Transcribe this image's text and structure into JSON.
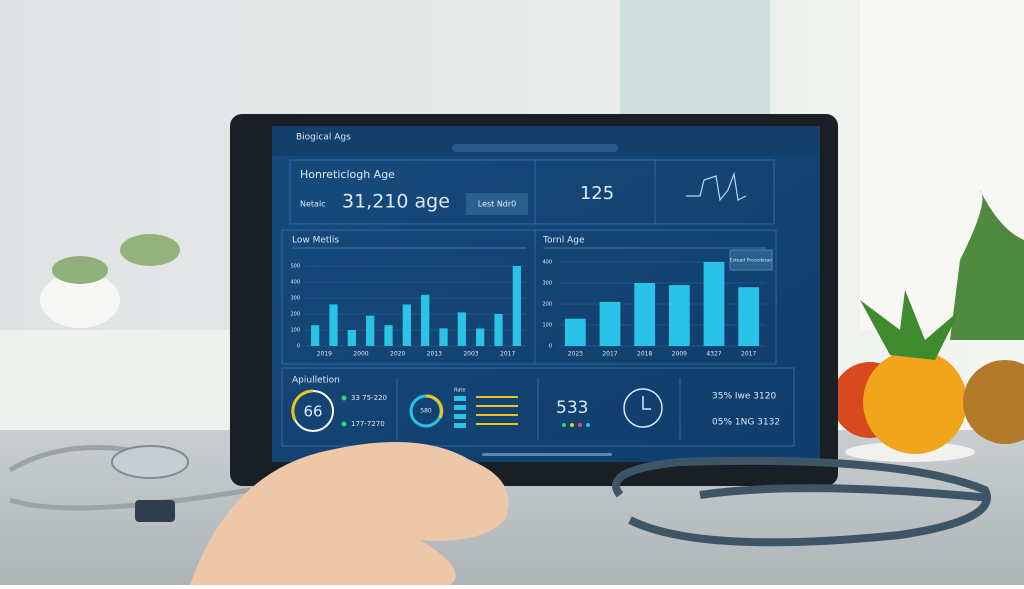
{
  "header": {
    "title": "Biogical Ags"
  },
  "summary": {
    "title": "Honreticlogh Age",
    "label": "Netalc",
    "value": "31,210 age",
    "button": "Lest Ndr0",
    "count": "125"
  },
  "chart_data": [
    {
      "type": "bar",
      "title": "Low Metlis",
      "color": "#29c3e8",
      "categories": [
        "2019",
        null,
        "2000",
        null,
        "2020",
        null,
        "2013",
        null,
        "2003",
        null,
        "2017",
        null
      ],
      "values": [
        130,
        260,
        100,
        190,
        130,
        260,
        320,
        110,
        210,
        110,
        200,
        500
      ],
      "ylim": [
        0,
        500
      ],
      "yticks": [
        0,
        100,
        200,
        300,
        400,
        500
      ],
      "grid": true
    },
    {
      "type": "bar",
      "title": "Tornl Age",
      "color": "#29c3e8",
      "categories": [
        "2023",
        "2017",
        "2018",
        "2009",
        "4327",
        "2017"
      ],
      "values": [
        130,
        210,
        300,
        290,
        400,
        280
      ],
      "ylim": [
        0,
        400
      ],
      "yticks": [
        0,
        100,
        200,
        300,
        400
      ],
      "grid": true,
      "legend": "Estead Procederan"
    }
  ],
  "bottom": {
    "title": "Apiulletion",
    "gauge": "66",
    "line1": "33 75-220",
    "line2": "177-7270",
    "ring": "580",
    "ring_label": "Rate",
    "metric": "533",
    "stat1": "35% Iwe 3120",
    "stat2": "05% 1NG 3132"
  }
}
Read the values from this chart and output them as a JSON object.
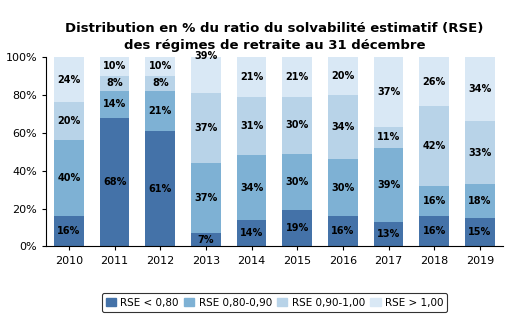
{
  "title": "Distribution en % du ratio du solvabilité estimatif (RSE)\ndes régimes de retraite au 31 décembre",
  "years": [
    "2010",
    "2011",
    "2012",
    "2013",
    "2014",
    "2015",
    "2016",
    "2017",
    "2018",
    "2019"
  ],
  "series": {
    "RSE < 0,80": [
      16,
      68,
      61,
      7,
      14,
      19,
      16,
      13,
      16,
      15
    ],
    "RSE 0,80-0,90": [
      40,
      14,
      21,
      37,
      34,
      30,
      30,
      39,
      16,
      18
    ],
    "RSE 0,90-1,00": [
      20,
      8,
      8,
      37,
      31,
      30,
      34,
      11,
      42,
      33
    ],
    "RSE > 1,00": [
      24,
      10,
      10,
      39,
      21,
      21,
      20,
      37,
      26,
      34
    ]
  },
  "colors": [
    "#4472A8",
    "#7EB1D4",
    "#B8D3E8",
    "#D9E8F5"
  ],
  "legend_labels": [
    "RSE < 0,80",
    "RSE 0,80-0,90",
    "RSE 0,90-1,00",
    "RSE > 1,00"
  ],
  "yticks": [
    0,
    20,
    40,
    60,
    80,
    100
  ],
  "ytick_labels": [
    "0%",
    "20%",
    "40%",
    "60%",
    "80%",
    "100%"
  ],
  "background_color": "#FFFFFF",
  "title_fontsize": 9.5,
  "tick_fontsize": 8,
  "label_fontsize": 7,
  "legend_fontsize": 7.5
}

----

Reproduce every record above exactly, omitting the pictures.

Transcribe this image's text and structure into JSON.
{
  "header": {
    "title": "Biogical Ags"
  },
  "summary": {
    "title": "Honreticlogh Age",
    "label": "Netalc",
    "value": "31,210 age",
    "button": "Lest Ndr0",
    "count": "125"
  },
  "chart_data": [
    {
      "type": "bar",
      "title": "Low Metlis",
      "color": "#29c3e8",
      "categories": [
        "2019",
        null,
        "2000",
        null,
        "2020",
        null,
        "2013",
        null,
        "2003",
        null,
        "2017",
        null
      ],
      "values": [
        130,
        260,
        100,
        190,
        130,
        260,
        320,
        110,
        210,
        110,
        200,
        500
      ],
      "ylim": [
        0,
        500
      ],
      "yticks": [
        0,
        100,
        200,
        300,
        400,
        500
      ],
      "grid": true
    },
    {
      "type": "bar",
      "title": "Tornl Age",
      "color": "#29c3e8",
      "categories": [
        "2023",
        "2017",
        "2018",
        "2009",
        "4327",
        "2017"
      ],
      "values": [
        130,
        210,
        300,
        290,
        400,
        280
      ],
      "ylim": [
        0,
        400
      ],
      "yticks": [
        0,
        100,
        200,
        300,
        400
      ],
      "grid": true,
      "legend": "Estead Procederan"
    }
  ],
  "bottom": {
    "title": "Apiulletion",
    "gauge": "66",
    "line1": "33 75-220",
    "line2": "177-7270",
    "ring": "580",
    "ring_label": "Rate",
    "metric": "533",
    "stat1": "35% Iwe 3120",
    "stat2": "05% 1NG 3132"
  }
}
Read the values from this chart and output them as a JSON object.
{
  "title": "Distribution en % du ratio du solvabilité estimatif (RSE)\ndes régimes de retraite au 31 décembre",
  "years": [
    "2010",
    "2011",
    "2012",
    "2013",
    "2014",
    "2015",
    "2016",
    "2017",
    "2018",
    "2019"
  ],
  "series": {
    "RSE < 0,80": [
      16,
      68,
      61,
      7,
      14,
      19,
      16,
      13,
      16,
      15
    ],
    "RSE 0,80-0,90": [
      40,
      14,
      21,
      37,
      34,
      30,
      30,
      39,
      16,
      18
    ],
    "RSE 0,90-1,00": [
      20,
      8,
      8,
      37,
      31,
      30,
      34,
      11,
      42,
      33
    ],
    "RSE > 1,00": [
      24,
      10,
      10,
      39,
      21,
      21,
      20,
      37,
      26,
      34
    ]
  },
  "colors": [
    "#4472A8",
    "#7EB1D4",
    "#B8D3E8",
    "#D9E8F5"
  ],
  "legend_labels": [
    "RSE < 0,80",
    "RSE 0,80-0,90",
    "RSE 0,90-1,00",
    "RSE > 1,00"
  ],
  "yticks": [
    0,
    20,
    40,
    60,
    80,
    100
  ],
  "ytick_labels": [
    "0%",
    "20%",
    "40%",
    "60%",
    "80%",
    "100%"
  ],
  "background_color": "#FFFFFF",
  "title_fontsize": 9.5,
  "tick_fontsize": 8,
  "label_fontsize": 7,
  "legend_fontsize": 7.5
}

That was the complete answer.